[Given instruction] Set down the full listing exactly, character for character.
** begin Supplied data **
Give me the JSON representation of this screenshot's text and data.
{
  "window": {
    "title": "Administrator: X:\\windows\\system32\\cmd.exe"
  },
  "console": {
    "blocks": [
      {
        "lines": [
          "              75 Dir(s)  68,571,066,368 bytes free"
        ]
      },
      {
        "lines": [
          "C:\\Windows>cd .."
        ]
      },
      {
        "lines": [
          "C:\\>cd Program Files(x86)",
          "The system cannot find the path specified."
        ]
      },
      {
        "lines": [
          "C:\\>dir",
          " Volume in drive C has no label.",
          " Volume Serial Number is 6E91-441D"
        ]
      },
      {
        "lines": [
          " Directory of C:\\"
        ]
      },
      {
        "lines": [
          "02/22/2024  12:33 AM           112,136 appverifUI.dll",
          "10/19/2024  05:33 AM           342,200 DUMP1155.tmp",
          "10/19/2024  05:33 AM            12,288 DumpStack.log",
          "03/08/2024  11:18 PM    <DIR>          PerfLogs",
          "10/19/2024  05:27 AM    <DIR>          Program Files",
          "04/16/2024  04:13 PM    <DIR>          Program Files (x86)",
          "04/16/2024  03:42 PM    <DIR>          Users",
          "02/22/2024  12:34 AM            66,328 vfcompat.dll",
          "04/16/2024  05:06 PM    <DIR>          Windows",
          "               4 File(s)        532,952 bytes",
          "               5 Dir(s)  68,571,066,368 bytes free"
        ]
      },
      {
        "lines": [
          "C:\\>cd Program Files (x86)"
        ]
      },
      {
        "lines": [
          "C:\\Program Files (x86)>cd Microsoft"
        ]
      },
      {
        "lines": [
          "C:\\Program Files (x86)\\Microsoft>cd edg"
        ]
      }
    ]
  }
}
** end Supplied data **
[Written answer]
Give me the JSON representation of this screenshot's text and data.
{
  "window": {
    "title": "Administrator: X:\\windows\\system32\\cmd.exe"
  },
  "console": {
    "blocks": [
      {
        "lines": [
          "              75 Dir(s)  68,571,066,368 bytes free"
        ]
      },
      {
        "lines": [
          "C:\\Windows>cd .."
        ]
      },
      {
        "lines": [
          "C:\\>cd Program Files(x86)",
          "The system cannot find the path specified."
        ]
      },
      {
        "lines": [
          "C:\\>dir",
          " Volume in drive C has no label.",
          " Volume Serial Number is 6E91-441D"
        ]
      },
      {
        "lines": [
          " Directory of C:\\"
        ]
      },
      {
        "lines": [
          "02/22/2024  12:33 AM           112,136 appverifUI.dll",
          "10/19/2024  05:33 AM           342,200 DUMP1155.tmp",
          "10/19/2024  05:33 AM            12,288 DumpStack.log",
          "03/08/2024  11:18 PM    <DIR>          PerfLogs",
          "10/19/2024  05:27 AM    <DIR>          Program Files",
          "04/16/2024  04:13 PM    <DIR>          Program Files (x86)",
          "04/16/2024  03:42 PM    <DIR>          Users",
          "02/22/2024  12:34 AM            66,328 vfcompat.dll",
          "04/16/2024  05:06 PM    <DIR>          Windows",
          "               4 File(s)        532,952 bytes",
          "               5 Dir(s)  68,571,066,368 bytes free"
        ]
      },
      {
        "lines": [
          "C:\\>cd Program Files (x86)"
        ]
      },
      {
        "lines": [
          "C:\\Program Files (x86)>cd Microsoft"
        ]
      },
      {
        "lines": [
          "C:\\Program Files (x86)\\Microsoft>cd edg"
        ]
      }
    ]
  }
}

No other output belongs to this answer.